- EXERCISE DESCRIPTION
Copy every line of the listing below word for word, keeping the same order.

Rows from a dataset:
• • • •

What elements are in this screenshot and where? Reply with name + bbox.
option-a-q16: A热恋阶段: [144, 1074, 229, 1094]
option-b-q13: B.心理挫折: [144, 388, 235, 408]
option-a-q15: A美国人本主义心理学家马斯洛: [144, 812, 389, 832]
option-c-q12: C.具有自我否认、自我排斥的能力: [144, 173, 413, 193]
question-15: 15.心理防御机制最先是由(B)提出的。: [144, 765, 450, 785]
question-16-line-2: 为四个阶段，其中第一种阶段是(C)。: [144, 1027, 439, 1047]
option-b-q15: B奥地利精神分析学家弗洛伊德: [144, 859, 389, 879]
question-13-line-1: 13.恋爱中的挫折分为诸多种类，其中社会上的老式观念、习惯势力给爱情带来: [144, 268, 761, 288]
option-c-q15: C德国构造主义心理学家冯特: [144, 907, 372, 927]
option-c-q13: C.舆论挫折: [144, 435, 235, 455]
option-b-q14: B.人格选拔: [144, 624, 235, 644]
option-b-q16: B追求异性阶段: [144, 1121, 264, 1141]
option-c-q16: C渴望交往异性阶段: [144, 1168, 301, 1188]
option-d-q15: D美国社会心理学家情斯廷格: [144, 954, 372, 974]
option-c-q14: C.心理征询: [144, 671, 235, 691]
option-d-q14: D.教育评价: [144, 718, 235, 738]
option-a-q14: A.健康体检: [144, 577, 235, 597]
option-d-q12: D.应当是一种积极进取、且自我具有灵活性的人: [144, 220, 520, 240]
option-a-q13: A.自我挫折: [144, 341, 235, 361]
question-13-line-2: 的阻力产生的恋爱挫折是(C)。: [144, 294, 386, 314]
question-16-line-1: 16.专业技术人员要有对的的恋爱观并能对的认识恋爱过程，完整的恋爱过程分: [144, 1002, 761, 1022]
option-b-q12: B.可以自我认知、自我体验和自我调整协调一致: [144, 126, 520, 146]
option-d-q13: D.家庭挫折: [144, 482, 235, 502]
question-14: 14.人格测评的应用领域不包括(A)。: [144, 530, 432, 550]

• • • •

- EXERCISE RESPONSE
What elements are in this screenshot and where? Reply with name + bbox.
option-a-q16: A热恋阶段: [144, 1074, 229, 1094]
option-b-q13: B.心理挫折: [144, 388, 235, 408]
option-a-q15: A美国人本主义心理学家马斯洛: [144, 812, 389, 832]
option-c-q12: C.具有自我否认、自我排斥的能力: [144, 173, 413, 193]
question-15: 15.心理防御机制最先是由(B)提出的。: [144, 765, 450, 785]
question-16-line-2: 为四个阶段，其中第一种阶段是(C)。: [144, 1027, 439, 1047]
option-b-q15: B奥地利精神分析学家弗洛伊德: [144, 859, 389, 879]
question-13-line-1: 13.恋爱中的挫折分为诸多种类，其中社会上的老式观念、习惯势力给爱情带来: [144, 268, 761, 288]
option-c-q15: C德国构造主义心理学家冯特: [144, 907, 372, 927]
option-c-q13: C.舆论挫折: [144, 435, 235, 455]
option-b-q14: B.人格选拔: [144, 624, 235, 644]
option-b-q16: B追求异性阶段: [144, 1121, 264, 1141]
option-c-q16: C渴望交往异性阶段: [144, 1168, 301, 1188]
option-d-q15: D美国社会心理学家情斯廷格: [144, 954, 372, 974]
option-c-q14: C.心理征询: [144, 671, 235, 691]
option-d-q14: D.教育评价: [144, 718, 235, 738]
option-a-q14: A.健康体检: [144, 577, 235, 597]
option-d-q12: D.应当是一种积极进取、且自我具有灵活性的人: [144, 220, 520, 240]
option-a-q13: A.自我挫折: [144, 341, 235, 361]
question-13-line-2: 的阻力产生的恋爱挫折是(C)。: [144, 294, 386, 314]
question-16-line-1: 16.专业技术人员要有对的的恋爱观并能对的认识恋爱过程，完整的恋爱过程分: [144, 1002, 761, 1022]
option-b-q12: B.可以自我认知、自我体验和自我调整协调一致: [144, 126, 520, 146]
option-d-q13: D.家庭挫折: [144, 482, 235, 502]
question-14: 14.人格测评的应用领域不包括(A)。: [144, 530, 432, 550]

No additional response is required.